WRITTEN REQUEST → Copy out each line containing "JSON" from the entries below.

— Begin —

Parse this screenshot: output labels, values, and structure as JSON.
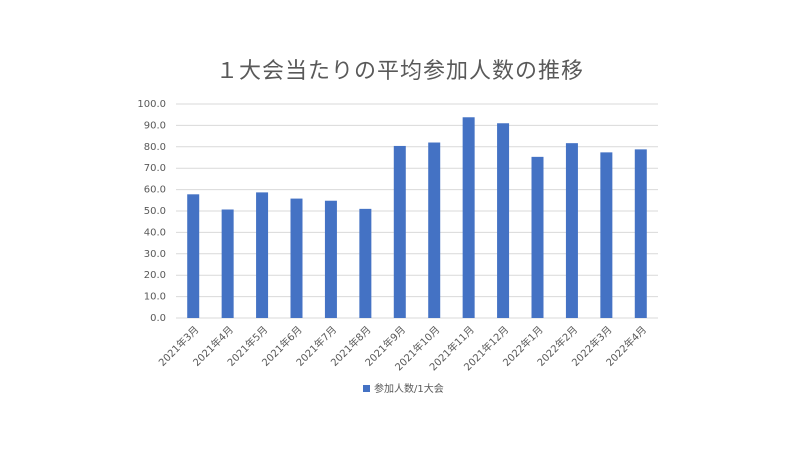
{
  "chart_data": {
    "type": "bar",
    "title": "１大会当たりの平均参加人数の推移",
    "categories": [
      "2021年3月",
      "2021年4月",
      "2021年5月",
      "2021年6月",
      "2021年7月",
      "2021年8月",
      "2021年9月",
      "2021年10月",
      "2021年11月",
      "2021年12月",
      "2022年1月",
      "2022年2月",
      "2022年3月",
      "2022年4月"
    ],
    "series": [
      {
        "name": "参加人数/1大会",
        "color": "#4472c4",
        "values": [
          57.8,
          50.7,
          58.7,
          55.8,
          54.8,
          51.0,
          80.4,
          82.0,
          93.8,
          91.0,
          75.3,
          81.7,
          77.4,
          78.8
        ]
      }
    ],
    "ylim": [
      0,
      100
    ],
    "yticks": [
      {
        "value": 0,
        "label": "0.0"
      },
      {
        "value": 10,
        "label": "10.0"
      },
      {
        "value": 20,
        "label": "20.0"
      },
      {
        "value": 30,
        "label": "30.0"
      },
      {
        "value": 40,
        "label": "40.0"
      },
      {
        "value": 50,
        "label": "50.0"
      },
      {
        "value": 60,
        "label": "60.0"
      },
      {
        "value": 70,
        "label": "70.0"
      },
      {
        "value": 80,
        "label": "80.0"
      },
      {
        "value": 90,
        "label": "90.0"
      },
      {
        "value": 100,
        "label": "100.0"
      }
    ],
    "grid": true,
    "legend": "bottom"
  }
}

— End —
— Begin —

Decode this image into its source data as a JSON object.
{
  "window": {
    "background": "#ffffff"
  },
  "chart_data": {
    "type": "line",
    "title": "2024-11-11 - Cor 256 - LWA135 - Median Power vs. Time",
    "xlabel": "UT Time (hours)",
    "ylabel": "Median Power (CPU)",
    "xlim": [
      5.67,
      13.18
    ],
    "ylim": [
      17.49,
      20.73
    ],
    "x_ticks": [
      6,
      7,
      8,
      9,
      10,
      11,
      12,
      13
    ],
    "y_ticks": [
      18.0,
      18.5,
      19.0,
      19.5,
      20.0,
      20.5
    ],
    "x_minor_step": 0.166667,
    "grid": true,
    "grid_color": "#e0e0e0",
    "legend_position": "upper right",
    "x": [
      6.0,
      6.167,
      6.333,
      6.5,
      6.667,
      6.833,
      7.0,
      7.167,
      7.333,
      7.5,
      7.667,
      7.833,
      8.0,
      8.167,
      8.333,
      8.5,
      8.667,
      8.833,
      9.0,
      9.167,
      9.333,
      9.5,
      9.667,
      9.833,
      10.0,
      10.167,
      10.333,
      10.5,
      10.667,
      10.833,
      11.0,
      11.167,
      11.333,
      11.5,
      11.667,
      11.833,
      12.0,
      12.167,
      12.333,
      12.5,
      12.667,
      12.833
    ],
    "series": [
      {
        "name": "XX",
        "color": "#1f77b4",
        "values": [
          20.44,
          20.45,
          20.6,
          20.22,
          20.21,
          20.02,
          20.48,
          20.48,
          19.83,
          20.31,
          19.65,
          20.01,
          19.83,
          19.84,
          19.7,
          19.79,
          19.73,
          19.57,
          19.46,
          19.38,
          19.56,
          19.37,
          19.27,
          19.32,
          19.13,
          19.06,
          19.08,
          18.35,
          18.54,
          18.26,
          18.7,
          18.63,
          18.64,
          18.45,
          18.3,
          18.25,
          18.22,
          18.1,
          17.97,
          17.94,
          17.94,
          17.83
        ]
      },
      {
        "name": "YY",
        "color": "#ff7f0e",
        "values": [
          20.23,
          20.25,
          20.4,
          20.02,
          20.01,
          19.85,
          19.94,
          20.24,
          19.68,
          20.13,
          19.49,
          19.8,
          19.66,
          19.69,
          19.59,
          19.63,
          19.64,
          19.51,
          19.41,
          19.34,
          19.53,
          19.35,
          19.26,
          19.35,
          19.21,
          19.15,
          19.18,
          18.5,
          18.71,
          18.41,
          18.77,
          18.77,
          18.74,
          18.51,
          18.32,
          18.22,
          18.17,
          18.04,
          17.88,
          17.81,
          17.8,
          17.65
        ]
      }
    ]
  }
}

— End —
— Begin —

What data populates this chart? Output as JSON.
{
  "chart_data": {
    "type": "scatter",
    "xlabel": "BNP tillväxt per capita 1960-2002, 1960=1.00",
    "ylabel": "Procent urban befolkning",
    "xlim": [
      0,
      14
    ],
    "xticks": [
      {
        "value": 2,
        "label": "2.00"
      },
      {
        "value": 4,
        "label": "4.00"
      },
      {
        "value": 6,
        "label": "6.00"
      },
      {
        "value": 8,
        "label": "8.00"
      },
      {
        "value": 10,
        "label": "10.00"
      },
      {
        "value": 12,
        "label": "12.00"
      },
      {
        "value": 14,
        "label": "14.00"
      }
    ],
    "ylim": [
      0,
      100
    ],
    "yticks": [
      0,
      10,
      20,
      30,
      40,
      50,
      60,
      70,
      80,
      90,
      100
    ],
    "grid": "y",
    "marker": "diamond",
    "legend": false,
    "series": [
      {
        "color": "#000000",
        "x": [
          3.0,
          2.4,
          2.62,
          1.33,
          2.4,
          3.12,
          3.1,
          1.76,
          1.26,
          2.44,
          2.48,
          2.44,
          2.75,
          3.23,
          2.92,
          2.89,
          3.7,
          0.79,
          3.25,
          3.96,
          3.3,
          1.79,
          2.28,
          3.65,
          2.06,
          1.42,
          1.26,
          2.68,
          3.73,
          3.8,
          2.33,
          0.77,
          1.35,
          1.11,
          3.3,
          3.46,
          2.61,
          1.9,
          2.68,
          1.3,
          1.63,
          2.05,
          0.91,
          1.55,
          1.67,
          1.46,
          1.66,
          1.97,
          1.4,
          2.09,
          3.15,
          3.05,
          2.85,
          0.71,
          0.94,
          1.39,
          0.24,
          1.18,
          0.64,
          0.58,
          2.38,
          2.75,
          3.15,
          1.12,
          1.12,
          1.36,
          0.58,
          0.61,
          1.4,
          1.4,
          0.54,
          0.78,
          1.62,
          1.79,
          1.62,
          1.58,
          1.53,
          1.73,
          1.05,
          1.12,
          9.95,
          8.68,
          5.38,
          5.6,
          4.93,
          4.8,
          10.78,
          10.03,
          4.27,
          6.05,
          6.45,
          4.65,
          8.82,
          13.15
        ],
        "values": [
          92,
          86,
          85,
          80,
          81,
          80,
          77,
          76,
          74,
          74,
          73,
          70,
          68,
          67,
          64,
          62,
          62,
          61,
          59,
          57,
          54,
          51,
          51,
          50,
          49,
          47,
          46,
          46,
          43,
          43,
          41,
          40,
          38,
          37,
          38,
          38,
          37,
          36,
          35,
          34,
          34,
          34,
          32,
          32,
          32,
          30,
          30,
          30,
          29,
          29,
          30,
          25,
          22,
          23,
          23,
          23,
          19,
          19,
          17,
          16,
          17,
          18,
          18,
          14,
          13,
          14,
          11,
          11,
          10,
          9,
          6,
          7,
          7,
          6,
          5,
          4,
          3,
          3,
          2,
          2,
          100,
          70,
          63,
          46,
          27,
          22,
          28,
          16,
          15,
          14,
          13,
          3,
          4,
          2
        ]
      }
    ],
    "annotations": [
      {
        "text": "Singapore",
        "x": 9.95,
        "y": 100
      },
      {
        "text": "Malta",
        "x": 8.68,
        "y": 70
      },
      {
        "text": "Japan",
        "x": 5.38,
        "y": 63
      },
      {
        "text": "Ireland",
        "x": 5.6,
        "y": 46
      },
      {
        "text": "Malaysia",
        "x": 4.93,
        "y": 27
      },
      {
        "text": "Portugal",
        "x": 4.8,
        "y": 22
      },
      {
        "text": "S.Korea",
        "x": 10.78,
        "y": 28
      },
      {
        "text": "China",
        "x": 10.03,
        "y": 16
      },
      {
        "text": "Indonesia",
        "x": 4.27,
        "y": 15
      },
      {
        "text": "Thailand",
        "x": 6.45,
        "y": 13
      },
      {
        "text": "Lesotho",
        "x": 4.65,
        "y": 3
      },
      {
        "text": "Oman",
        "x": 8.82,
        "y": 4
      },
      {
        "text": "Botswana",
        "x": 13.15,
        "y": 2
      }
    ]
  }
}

— End —

RESULT BELOW →
Parse this screenshot: output labels, values, and structure as JSON.
Decode this image into its source data as a JSON object.
What data populates this chart? Output as JSON.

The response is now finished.